**Required work**
Transcribe every entry word for word, leaving out all images.

**Exercise material**
━━━━━━━━
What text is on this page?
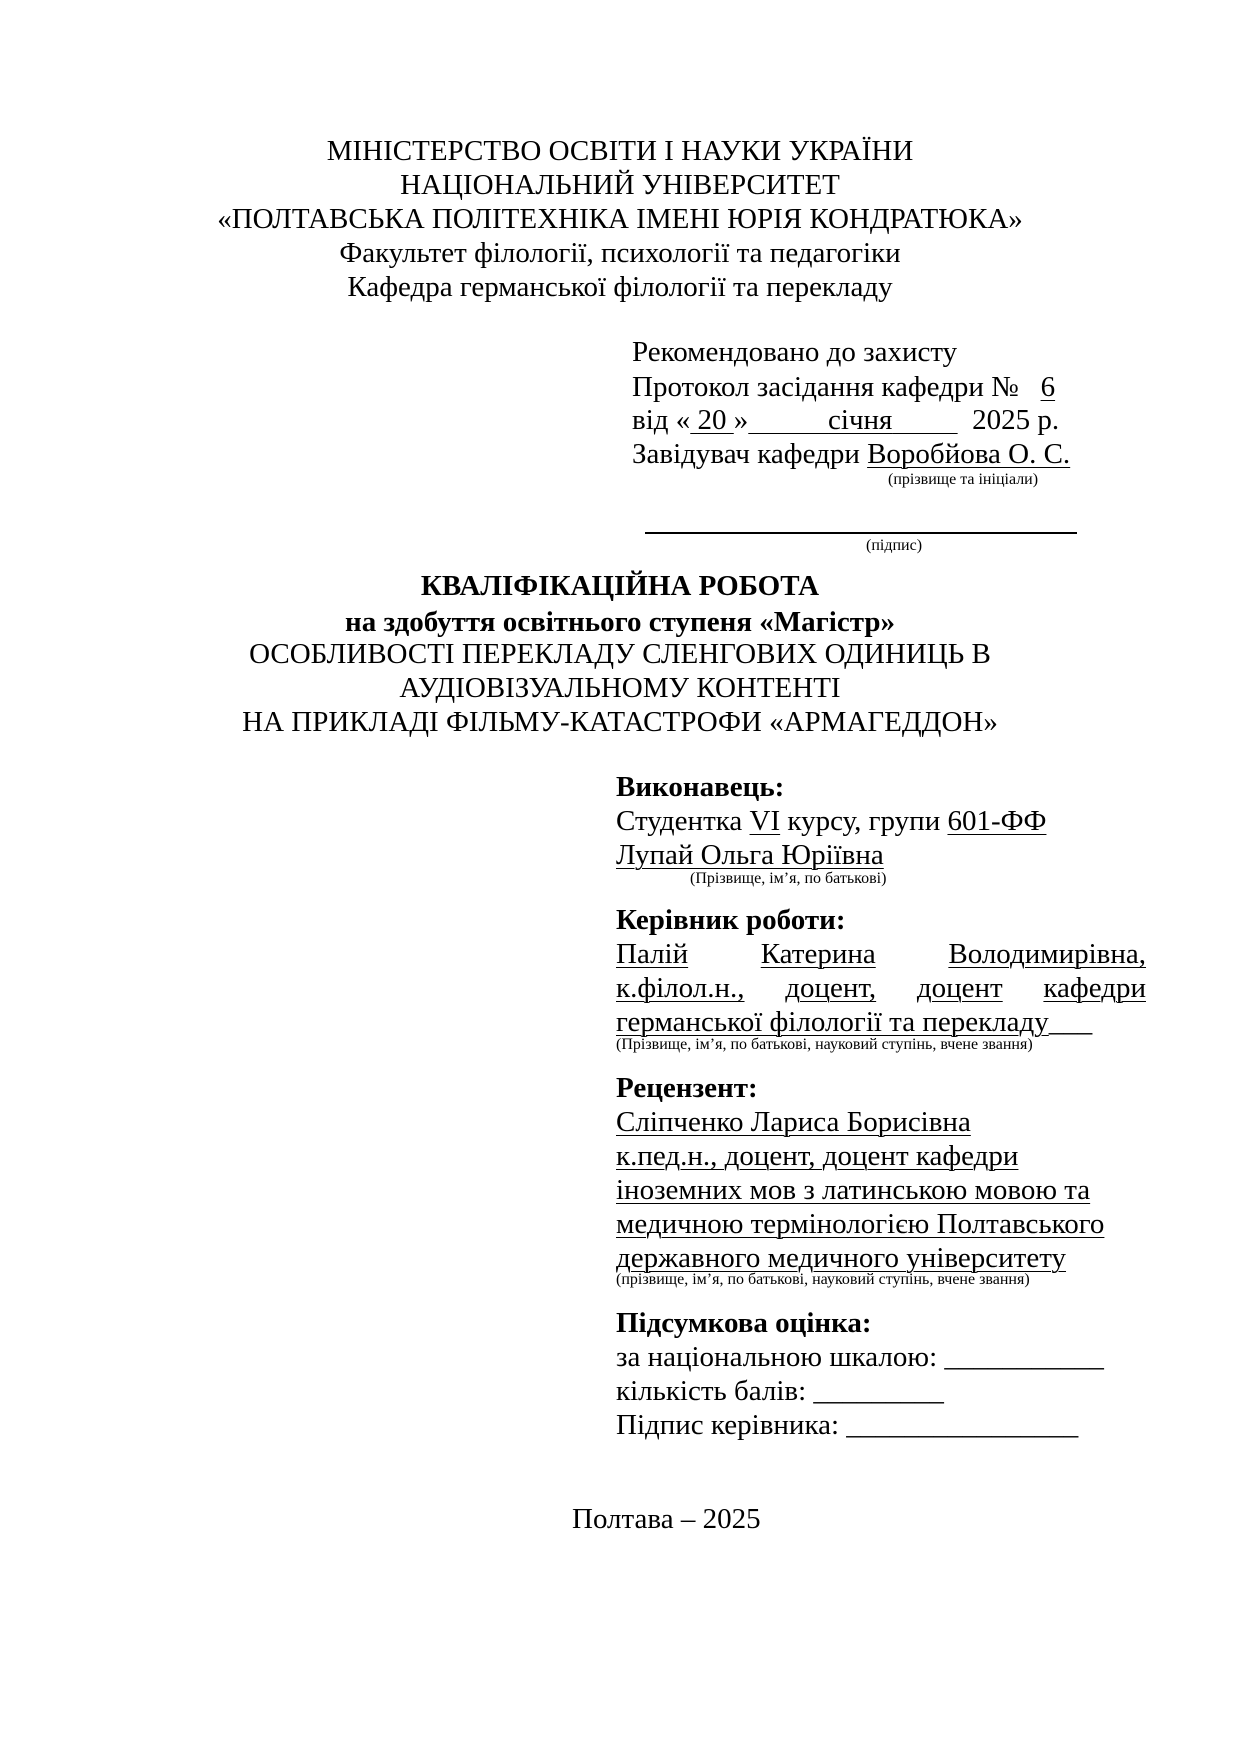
МІНІСТЕРСТВО ОСВІТИ І НАУКИ УКРАЇНИ
НАЦІОНАЛЬНИЙ УНІВЕРСИТЕТ
«ПОЛТАВСЬКА ПОЛІТЕХНІКА ІМЕНІ ЮРІЯ КОНДРАТЮКА»
Факультет філології, психології та педагогіки
Кафедра германської філології та перекладу
Рекомендовано до захисту
Протокол засідання кафедри № 6
від « 20 »	січня	2025 р.
Завідувач кафедри Воробйова О. С.
(прізвище та ініціали)
(підпис)
КВАЛІФІКАЦІЙНА РОБОТА
на здобуття освітнього ступеня «Магістр»
ОСОБЛИВОСТІ ПЕРЕКЛАДУ СЛЕНГОВИХ ОДИНИЦЬ В
АУДІОВІЗУАЛЬНОМУ КОНТЕНТІ
НА ПРИКЛАДІ ФІЛЬМУ-КАТАСТРОФИ «АРМАГЕДДОН»
Виконавець:
Студентка VI курсу, групи 601-ФФ
Лупай Ольга Юріївна
(Прізвище, ім’я, по батькові)
Керівник роботи:
Палій	Катерина	Володимирівна,
к.філол.н., доцент, доцент кафедри
германської філології та перекладу___
(Прізвище, ім’я, по батькові, науковий ступінь, вчене звання)
Рецензент:
Сліпченко Лариса Борисівна
к.пед.н., доцент, доцент кафедри
іноземних мов з латинською мовою та
медичною термінологією Полтавського
державного медичного університету
(прізвище, ім’я, по батькові, науковий ступінь, вчене звання)
Підсумкова оцінка:
за національною шкалою: ___________
кількість балів: _________
Підпис керівника: ________________
Полтава – 2025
━━━━━━━━
**Full response**
What text is on this page?
МІНІСТЕРСТВО ОСВІТИ І НАУКИ УКРАЇНИ
НАЦІОНАЛЬНИЙ УНІВЕРСИТЕТ
«ПОЛТАВСЬКА ПОЛІТЕХНІКА ІМЕНІ ЮРІЯ КОНДРАТЮКА»
Факультет філології, психології та педагогіки
Кафедра германської філології та перекладу
Рекомендовано до захисту
Протокол засідання кафедри № 6
від « 20 »	січня	2025 р.
Завідувач кафедри Воробйова О. С.
(прізвище та ініціали)
(підпис)
КВАЛІФІКАЦІЙНА РОБОТА
на здобуття освітнього ступеня «Магістр»
ОСОБЛИВОСТІ ПЕРЕКЛАДУ СЛЕНГОВИХ ОДИНИЦЬ В
АУДІОВІЗУАЛЬНОМУ КОНТЕНТІ
НА ПРИКЛАДІ ФІЛЬМУ-КАТАСТРОФИ «АРМАГЕДДОН»
Виконавець:
Студентка VI курсу, групи 601-ФФ
Лупай Ольга Юріївна
(Прізвище, ім’я, по батькові)
Керівник роботи:
Палій	Катерина	Володимирівна,
к.філол.н., доцент, доцент кафедри
германської філології та перекладу___
(Прізвище, ім’я, по батькові, науковий ступінь, вчене звання)
Рецензент:
Сліпченко Лариса Борисівна
к.пед.н., доцент, доцент кафедри
іноземних мов з латинською мовою та
медичною термінологією Полтавського
державного медичного університету
(прізвище, ім’я, по батькові, науковий ступінь, вчене звання)
Підсумкова оцінка:
за національною шкалою: ___________
кількість балів: _________
Підпис керівника: ________________
Полтава – 2025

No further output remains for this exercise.